[Start of Dataset records]

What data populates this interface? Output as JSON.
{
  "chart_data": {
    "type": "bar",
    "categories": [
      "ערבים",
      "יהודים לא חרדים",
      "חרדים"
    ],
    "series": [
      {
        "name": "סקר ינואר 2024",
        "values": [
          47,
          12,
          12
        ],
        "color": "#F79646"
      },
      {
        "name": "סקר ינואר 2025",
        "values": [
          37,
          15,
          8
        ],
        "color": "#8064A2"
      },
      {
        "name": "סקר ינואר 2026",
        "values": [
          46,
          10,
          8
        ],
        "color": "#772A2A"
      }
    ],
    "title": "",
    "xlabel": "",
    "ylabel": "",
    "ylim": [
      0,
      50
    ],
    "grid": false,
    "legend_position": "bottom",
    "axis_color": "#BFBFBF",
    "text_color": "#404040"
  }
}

[End of Dataset records]

**What you have to do**: Repeat the lines above exactly.

**Task result**:
What data populates this interface? Output as JSON.
{
  "chart_data": {
    "type": "bar",
    "categories": [
      "ערבים",
      "יהודים לא חרדים",
      "חרדים"
    ],
    "series": [
      {
        "name": "סקר ינואר 2024",
        "values": [
          47,
          12,
          12
        ],
        "color": "#F79646"
      },
      {
        "name": "סקר ינואר 2025",
        "values": [
          37,
          15,
          8
        ],
        "color": "#8064A2"
      },
      {
        "name": "סקר ינואר 2026",
        "values": [
          46,
          10,
          8
        ],
        "color": "#772A2A"
      }
    ],
    "title": "",
    "xlabel": "",
    "ylabel": "",
    "ylim": [
      0,
      50
    ],
    "grid": false,
    "legend_position": "bottom",
    "axis_color": "#BFBFBF",
    "text_color": "#404040"
  }
}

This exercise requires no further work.